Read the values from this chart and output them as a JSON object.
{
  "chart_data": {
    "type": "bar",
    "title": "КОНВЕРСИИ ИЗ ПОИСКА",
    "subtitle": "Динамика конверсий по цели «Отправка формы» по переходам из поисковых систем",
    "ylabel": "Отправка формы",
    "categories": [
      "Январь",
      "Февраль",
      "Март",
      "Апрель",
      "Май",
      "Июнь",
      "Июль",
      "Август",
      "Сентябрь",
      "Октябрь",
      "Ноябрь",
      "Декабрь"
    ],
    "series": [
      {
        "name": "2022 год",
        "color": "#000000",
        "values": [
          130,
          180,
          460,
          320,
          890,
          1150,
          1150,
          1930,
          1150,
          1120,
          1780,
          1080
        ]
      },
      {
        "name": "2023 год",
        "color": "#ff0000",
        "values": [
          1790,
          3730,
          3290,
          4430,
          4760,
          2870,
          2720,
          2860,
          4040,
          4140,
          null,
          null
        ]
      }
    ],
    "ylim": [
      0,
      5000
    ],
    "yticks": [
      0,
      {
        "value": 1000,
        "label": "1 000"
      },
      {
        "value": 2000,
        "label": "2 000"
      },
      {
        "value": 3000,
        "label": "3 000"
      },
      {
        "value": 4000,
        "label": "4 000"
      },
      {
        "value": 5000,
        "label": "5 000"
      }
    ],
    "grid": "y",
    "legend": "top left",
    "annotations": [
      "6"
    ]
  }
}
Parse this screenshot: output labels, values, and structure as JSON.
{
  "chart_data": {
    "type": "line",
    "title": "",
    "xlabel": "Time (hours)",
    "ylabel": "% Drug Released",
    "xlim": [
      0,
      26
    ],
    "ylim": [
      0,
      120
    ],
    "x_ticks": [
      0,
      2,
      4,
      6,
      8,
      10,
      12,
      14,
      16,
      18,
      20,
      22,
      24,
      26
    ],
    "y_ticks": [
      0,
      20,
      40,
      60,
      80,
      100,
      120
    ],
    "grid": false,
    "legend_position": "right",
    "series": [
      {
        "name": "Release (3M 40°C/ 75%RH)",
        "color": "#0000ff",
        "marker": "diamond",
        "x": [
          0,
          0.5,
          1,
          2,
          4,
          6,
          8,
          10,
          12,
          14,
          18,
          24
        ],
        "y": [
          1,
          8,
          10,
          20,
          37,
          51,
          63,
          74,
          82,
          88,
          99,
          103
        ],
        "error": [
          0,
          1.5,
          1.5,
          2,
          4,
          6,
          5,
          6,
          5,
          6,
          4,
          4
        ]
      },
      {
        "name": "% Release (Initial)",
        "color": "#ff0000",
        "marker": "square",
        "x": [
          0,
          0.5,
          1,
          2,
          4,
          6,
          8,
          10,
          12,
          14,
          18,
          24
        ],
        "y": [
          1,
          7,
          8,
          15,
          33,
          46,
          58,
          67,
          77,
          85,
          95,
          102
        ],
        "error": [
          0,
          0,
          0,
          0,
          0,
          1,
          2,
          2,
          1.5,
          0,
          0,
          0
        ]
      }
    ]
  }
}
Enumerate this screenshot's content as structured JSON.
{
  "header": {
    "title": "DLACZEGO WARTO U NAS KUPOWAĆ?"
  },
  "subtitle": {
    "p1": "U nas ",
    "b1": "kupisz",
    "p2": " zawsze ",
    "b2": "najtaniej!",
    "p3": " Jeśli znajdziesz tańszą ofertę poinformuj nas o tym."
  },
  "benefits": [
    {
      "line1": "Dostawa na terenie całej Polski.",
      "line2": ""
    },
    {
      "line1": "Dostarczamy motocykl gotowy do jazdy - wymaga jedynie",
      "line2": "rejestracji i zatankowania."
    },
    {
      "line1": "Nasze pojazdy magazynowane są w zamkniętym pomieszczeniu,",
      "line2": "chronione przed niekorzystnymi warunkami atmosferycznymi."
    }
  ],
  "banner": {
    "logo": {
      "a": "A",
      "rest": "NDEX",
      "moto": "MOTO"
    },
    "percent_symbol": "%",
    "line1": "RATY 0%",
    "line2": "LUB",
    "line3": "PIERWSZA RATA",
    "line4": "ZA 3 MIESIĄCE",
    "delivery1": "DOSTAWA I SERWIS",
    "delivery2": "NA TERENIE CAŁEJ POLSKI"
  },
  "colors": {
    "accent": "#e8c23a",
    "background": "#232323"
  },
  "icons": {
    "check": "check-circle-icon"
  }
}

——

Gather every line from the listing above in which "name" appears, and copy those lines.

Written answer -
        "name": "2022 год",
        "name": "2023 год",
        "name": "Release (3M 40°C/ 75%RH)",
        "name": "% Release (Initial)",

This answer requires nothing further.